--- TASK MATERIAL ---
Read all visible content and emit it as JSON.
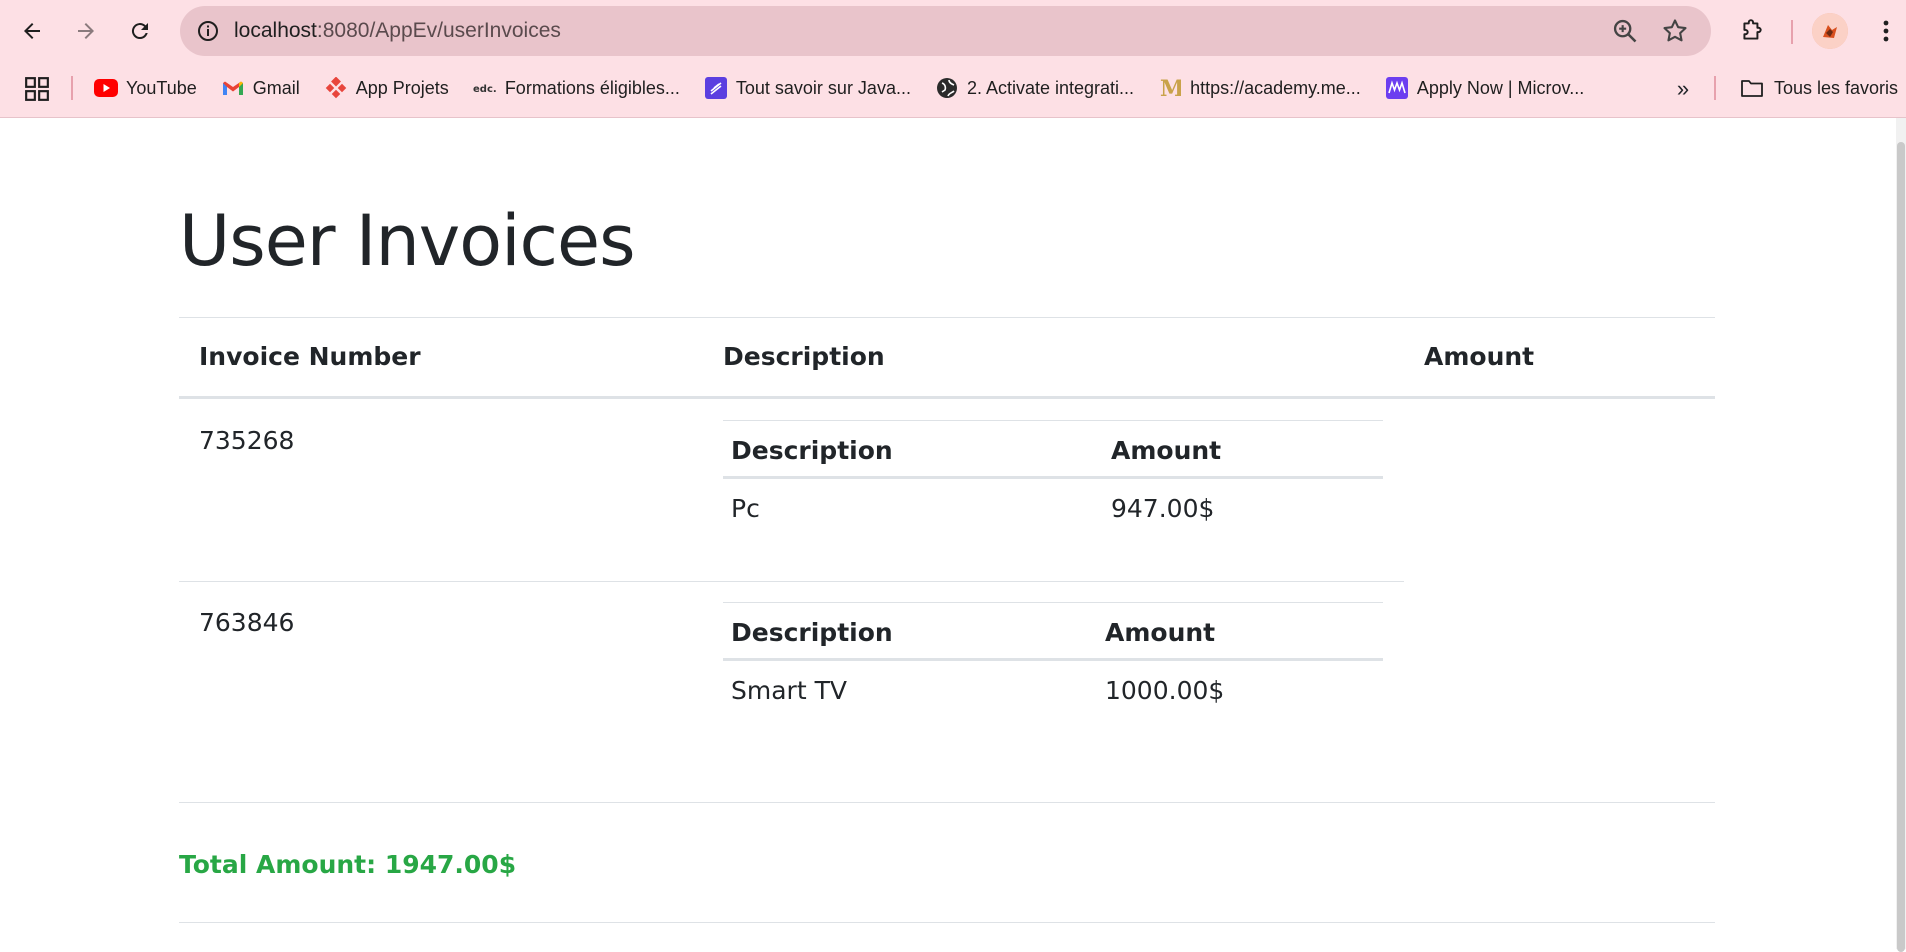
{
  "browser": {
    "url_host": "localhost",
    "url_path": ":8080/AppEv/userInvoices",
    "bookmarks": [
      {
        "label": "YouTube",
        "icon": "youtube-icon"
      },
      {
        "label": "Gmail",
        "icon": "gmail-icon"
      },
      {
        "label": "App Projets",
        "icon": "app-projets-icon"
      },
      {
        "label": "Formations éligibles...",
        "icon": "edc-icon"
      },
      {
        "label": "Tout savoir sur Java...",
        "icon": "java-site-icon"
      },
      {
        "label": "2. Activate integrati...",
        "icon": "globe-icon"
      },
      {
        "label": "https://academy.me...",
        "icon": "academy-icon"
      },
      {
        "label": "Apply Now | Microv...",
        "icon": "microverse-icon"
      }
    ],
    "more_label": "»",
    "all_bookmarks_label": "Tous les favoris"
  },
  "page": {
    "title": "User Invoices",
    "columns": [
      "Invoice Number",
      "Description",
      "Amount"
    ],
    "invoices": [
      {
        "number": "735268",
        "items_header": {
          "description": "Description",
          "amount": "Amount"
        },
        "items": [
          {
            "description": "Pc",
            "amount": "947.00$"
          }
        ]
      },
      {
        "number": "763846",
        "items_header": {
          "description": "Description",
          "amount": "Amount"
        },
        "items": [
          {
            "description": "Smart TV",
            "amount": "1000.00$"
          }
        ]
      }
    ],
    "total": "Total Amount: 1947.00$"
  },
  "colors": {
    "chrome_bg": "#fde0e5",
    "omnibox_bg": "#e9c4cb",
    "total_green": "#28a745",
    "text": "#212529"
  }
}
---
# GOAL
Pictures don't belong in the copy. Transcribe every record exactly as it appears.

# RESPONSE BELOW
Read all visible content and emit it as JSON.
{
  "browser": {
    "url_host": "localhost",
    "url_path": ":8080/AppEv/userInvoices",
    "bookmarks": [
      {
        "label": "YouTube",
        "icon": "youtube-icon"
      },
      {
        "label": "Gmail",
        "icon": "gmail-icon"
      },
      {
        "label": "App Projets",
        "icon": "app-projets-icon"
      },
      {
        "label": "Formations éligibles...",
        "icon": "edc-icon"
      },
      {
        "label": "Tout savoir sur Java...",
        "icon": "java-site-icon"
      },
      {
        "label": "2. Activate integrati...",
        "icon": "globe-icon"
      },
      {
        "label": "https://academy.me...",
        "icon": "academy-icon"
      },
      {
        "label": "Apply Now | Microv...",
        "icon": "microverse-icon"
      }
    ],
    "more_label": "»",
    "all_bookmarks_label": "Tous les favoris"
  },
  "page": {
    "title": "User Invoices",
    "columns": [
      "Invoice Number",
      "Description",
      "Amount"
    ],
    "invoices": [
      {
        "number": "735268",
        "items_header": {
          "description": "Description",
          "amount": "Amount"
        },
        "items": [
          {
            "description": "Pc",
            "amount": "947.00$"
          }
        ]
      },
      {
        "number": "763846",
        "items_header": {
          "description": "Description",
          "amount": "Amount"
        },
        "items": [
          {
            "description": "Smart TV",
            "amount": "1000.00$"
          }
        ]
      }
    ],
    "total": "Total Amount: 1947.00$"
  },
  "colors": {
    "chrome_bg": "#fde0e5",
    "omnibox_bg": "#e9c4cb",
    "total_green": "#28a745",
    "text": "#212529"
  }
}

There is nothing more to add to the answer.